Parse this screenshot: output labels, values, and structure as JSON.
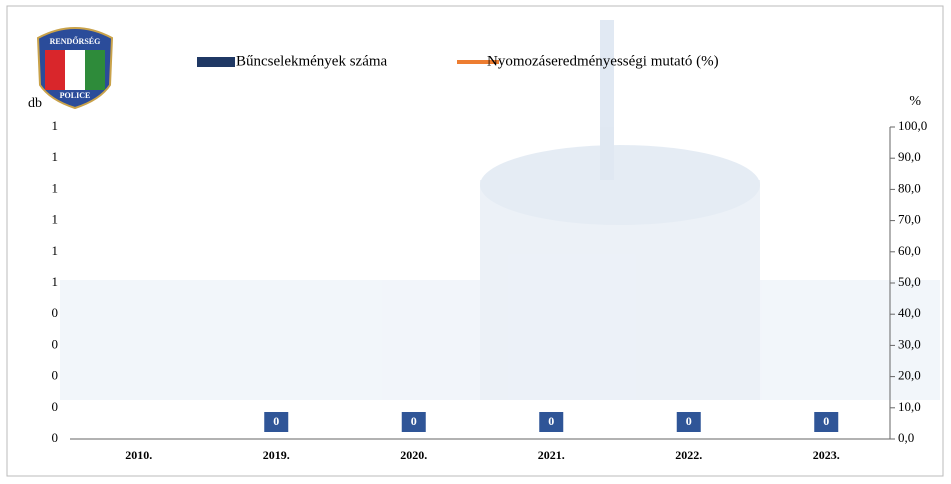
{
  "logo": {
    "top": "RENDŐRSÉG",
    "bottom": "POLICE"
  },
  "chart_data": {
    "type": "bar",
    "categories": [
      "2010.",
      "2019.",
      "2020.",
      "2021.",
      "2022.",
      "2023."
    ],
    "y_label": "db",
    "y2_label": "%",
    "series": [
      {
        "name": "Bűncselekmények száma",
        "color": "#1f3864",
        "values": [
          null,
          0,
          0,
          0,
          0,
          0
        ]
      },
      {
        "name": "Nyomozáseredményességi mutató (%)",
        "color": "#ed7d31",
        "type": "line",
        "axis": "y2",
        "values": [
          null,
          null,
          null,
          null,
          null,
          null
        ]
      }
    ],
    "ylim": [
      0,
      1
    ],
    "yticks": [
      0,
      {
        "value": 0.1,
        "label": "0"
      },
      {
        "value": 0.2,
        "label": "0"
      },
      {
        "value": 0.3,
        "label": "0"
      },
      {
        "value": 0.4,
        "label": "0"
      },
      {
        "value": 0.5,
        "label": "1"
      },
      {
        "value": 0.6,
        "label": "1"
      },
      {
        "value": 0.7,
        "label": "1"
      },
      {
        "value": 0.8,
        "label": "1"
      },
      {
        "value": 0.9,
        "label": "1"
      },
      1
    ],
    "y2lim": [
      0,
      100
    ],
    "y2ticks": [
      {
        "value": 0,
        "label": "0,0"
      },
      {
        "value": 10,
        "label": "10,0"
      },
      {
        "value": 20,
        "label": "20,0"
      },
      {
        "value": 30,
        "label": "30,0"
      },
      {
        "value": 40,
        "label": "40,0"
      },
      {
        "value": 50,
        "label": "50,0"
      },
      {
        "value": 60,
        "label": "60,0"
      },
      {
        "value": 70,
        "label": "70,0"
      },
      {
        "value": 80,
        "label": "80,0"
      },
      {
        "value": 90,
        "label": "90,0"
      },
      {
        "value": 100,
        "label": "100,0"
      }
    ]
  }
}
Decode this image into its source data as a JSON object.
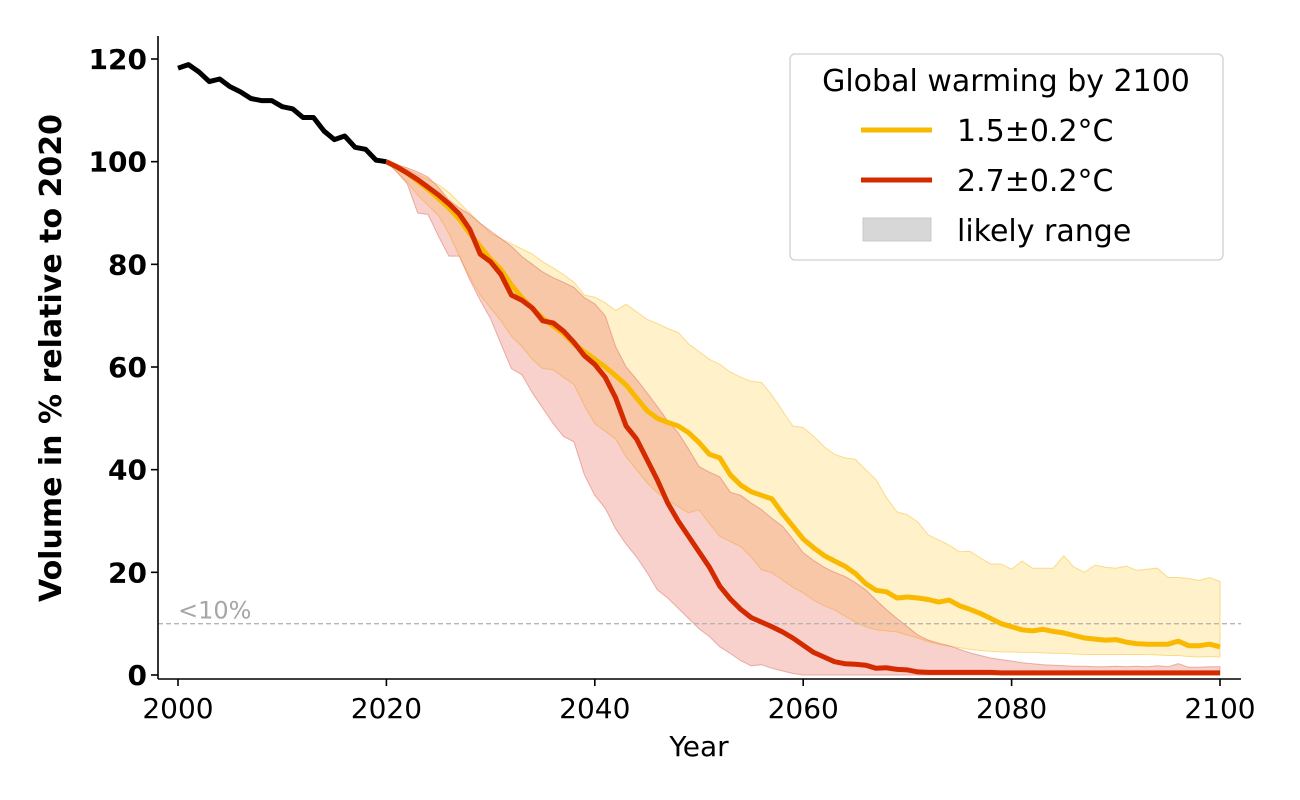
{
  "chart_data": {
    "type": "line",
    "title": "",
    "xlabel": "Year",
    "ylabel": "Volume in % relative to 2020",
    "xlim": [
      1998,
      2102
    ],
    "ylim": [
      -1,
      124
    ],
    "xticks": [
      2000,
      2020,
      2040,
      2060,
      2080,
      2100
    ],
    "yticks": [
      0,
      20,
      40,
      60,
      80,
      100,
      120
    ],
    "xtick_labels": [
      "2000",
      "2020",
      "2040",
      "2060",
      "2080",
      "2100"
    ],
    "ytick_labels": [
      "0",
      "20",
      "40",
      "60",
      "80",
      "100",
      "120"
    ],
    "grid": false,
    "legend": {
      "title": "Global warming by 2100",
      "placement": "top-right",
      "entries": [
        {
          "label": "1.5±0.2°C",
          "kind": "line",
          "color": "#f9b900"
        },
        {
          "label": "2.7±0.2°C",
          "kind": "line",
          "color": "#d42a00"
        },
        {
          "label": "likely range",
          "kind": "patch",
          "color": "#d7d7d7"
        }
      ]
    },
    "reference_line": {
      "y": 10,
      "label": "<10%",
      "color": "#b0b0b0",
      "style": "dashed"
    },
    "historical": {
      "name": "observed",
      "color": "#000000",
      "x": [
        2000,
        2001,
        2002,
        2003,
        2004,
        2005,
        2006,
        2007,
        2008,
        2009,
        2010,
        2011,
        2012,
        2013,
        2014,
        2015,
        2016,
        2017,
        2018,
        2019,
        2020
      ],
      "y": [
        118.2,
        118.9,
        117.5,
        115.6,
        116.1,
        114.6,
        113.6,
        112.3,
        111.9,
        111.9,
        110.7,
        110.3,
        108.6,
        108.6,
        106.0,
        104.3,
        105.0,
        102.8,
        102.4,
        100.3,
        100.0
      ]
    },
    "series": [
      {
        "name": "1.5±0.2°C",
        "color": "#f9b900",
        "band_color": "#fdeec8",
        "x_start": 2020,
        "values": [
          100,
          99,
          97.8,
          96.2,
          94.6,
          92.8,
          91,
          88.8,
          86,
          83.5,
          81,
          79,
          76,
          73.5,
          71.5,
          69.5,
          68,
          66.5,
          64.5,
          63,
          61.5,
          60,
          58.3,
          56.5,
          54,
          51.5,
          50,
          49.2,
          48.5,
          47.2,
          45.3,
          43,
          42.3,
          39,
          37,
          35.7,
          35,
          34.3,
          31.5,
          29,
          26.5,
          24.8,
          23.3,
          22.2,
          21.2,
          19.8,
          17.8,
          16.5,
          16.2,
          15,
          15.2,
          15,
          14.7,
          14.2,
          14.6,
          13.5,
          12.8,
          12,
          11,
          10,
          9.4,
          8.8,
          8.6,
          8.9,
          8.5,
          8.2,
          7.7,
          7.2,
          7.0,
          6.8,
          6.9,
          6.4,
          6.1,
          6.0,
          6.0,
          6.0,
          6.6,
          5.7,
          5.7,
          6.0,
          5.5
        ],
        "upper": [
          100,
          99.5,
          98.5,
          97.5,
          96.5,
          95.5,
          94,
          92,
          90,
          88,
          86,
          85,
          84,
          83,
          82,
          80.5,
          79.3,
          78,
          76.5,
          74,
          73.6,
          72.5,
          71,
          72.2,
          70.8,
          69.3,
          68.5,
          67.5,
          66.7,
          64.5,
          63,
          61.5,
          60.5,
          59,
          58,
          57.2,
          57,
          54.5,
          51.5,
          48.5,
          48.2,
          46.5,
          44.5,
          43,
          42.3,
          42,
          40,
          38,
          34.5,
          31.8,
          31.2,
          29.8,
          27.3,
          26.3,
          25.3,
          24,
          24.1,
          22.8,
          21.6,
          21.6,
          20.6,
          22.2,
          20.8,
          20.8,
          20.8,
          23.2,
          21,
          20,
          21.4,
          21,
          20.8,
          21.2,
          20.4,
          20.6,
          20.8,
          19,
          19,
          18.8,
          18.4,
          19,
          18.2
        ],
        "lower": [
          100,
          98,
          96,
          93.5,
          91.5,
          89.5,
          86,
          81.6,
          77.5,
          74,
          71.5,
          69,
          66,
          64,
          61.5,
          59.7,
          59.5,
          58,
          56.6,
          52.5,
          49,
          47.5,
          46,
          42.5,
          40,
          37.5,
          35.5,
          34,
          32.8,
          31.6,
          32.2,
          29.5,
          27,
          26,
          25,
          23,
          20.5,
          19.9,
          18.5,
          17.1,
          16,
          14.6,
          13.5,
          12.7,
          11.5,
          10.3,
          9.4,
          8.8,
          8.6,
          8.4,
          7.8,
          7.2,
          6.5,
          6,
          5.6,
          5.3,
          5,
          4.8,
          4.6,
          4.5,
          4.5,
          4.4,
          4.4,
          4.3,
          4.2,
          4.2,
          4.1,
          4,
          4,
          4,
          4,
          4,
          4,
          4,
          3.9,
          3.8,
          3.8,
          3.6,
          3.5,
          3.6,
          3.5
        ]
      },
      {
        "name": "2.7±0.2°C",
        "color": "#d42a00",
        "band_color": "#f2b8b0",
        "x_start": 2020,
        "values": [
          100,
          99,
          97.8,
          96.5,
          95,
          93.5,
          91.8,
          89.8,
          86.8,
          82,
          80.5,
          78,
          74,
          73,
          71.5,
          69,
          68.6,
          67,
          64.8,
          62.2,
          60.5,
          58,
          54,
          48.5,
          46,
          42,
          38,
          33.5,
          30,
          27,
          24,
          21,
          17.3,
          14.8,
          12.8,
          11.2,
          10.3,
          9.4,
          8.4,
          7.2,
          5.8,
          4.4,
          3.5,
          2.6,
          2.2,
          2.1,
          1.9,
          1.3,
          1.4,
          1.1,
          1.0,
          0.6,
          0.5,
          0.5,
          0.5,
          0.5,
          0.5,
          0.5,
          0.5,
          0.4,
          0.4,
          0.4,
          0.4,
          0.4,
          0.4,
          0.4,
          0.4,
          0.4,
          0.4,
          0.4,
          0.4,
          0.4,
          0.4,
          0.4,
          0.4,
          0.4,
          0.4,
          0.4,
          0.4,
          0.4,
          0.4
        ],
        "upper": [
          100,
          99.4,
          98.8,
          98,
          97,
          95,
          92.5,
          91,
          89.7,
          88,
          86.5,
          85,
          83.5,
          81.5,
          80,
          78.5,
          77.4,
          76.5,
          75.5,
          73.5,
          72.3,
          70,
          64,
          60,
          57.6,
          55,
          52.3,
          49.5,
          47.2,
          44,
          40.6,
          39.5,
          38.6,
          35.6,
          35,
          33.5,
          32.2,
          30.5,
          29,
          26.5,
          23.8,
          22.3,
          21,
          20,
          19.2,
          18,
          16.6,
          14.6,
          12.7,
          11,
          9.4,
          7.8,
          6.8,
          6.2,
          5.7,
          5,
          4.3,
          3.8,
          3.3,
          3,
          2.7,
          2.4,
          2.2,
          2.0,
          1.9,
          1.8,
          1.7,
          1.7,
          1.6,
          1.6,
          1.7,
          1.6,
          1.7,
          1.6,
          1.8,
          1.6,
          2.2,
          1.5,
          1.5,
          1.6,
          1.6
        ],
        "lower": [
          100,
          98,
          95.7,
          90,
          89.7,
          85.5,
          81.6,
          81.6,
          77,
          73,
          69.4,
          64.5,
          59.7,
          58.5,
          55,
          52,
          49,
          46.5,
          45.4,
          39,
          35,
          32.5,
          28.5,
          25.5,
          23,
          20,
          16.6,
          15,
          13,
          11,
          9,
          7.5,
          5.5,
          4.2,
          2.8,
          1.8,
          2,
          1.3,
          0.8,
          0.3,
          0,
          0,
          0,
          0,
          0,
          0,
          0,
          0,
          0,
          0,
          0,
          0,
          0,
          0,
          0,
          0,
          0,
          0,
          0,
          0,
          0,
          0,
          0,
          0,
          0,
          0,
          0,
          0,
          0,
          0,
          0,
          0,
          0,
          0,
          0,
          0,
          0,
          0,
          0,
          0,
          0
        ]
      }
    ]
  }
}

○ ○ ○ ○

» **INSTRUCTIONS FOR THE TASK**
In the entries above, find each line with the string "this" and copy it.

» **RESULT OF THE TASK**
Parse this screenshot: output labels, values, and structure as JSON.
Decode this image into its source data as a JSON object.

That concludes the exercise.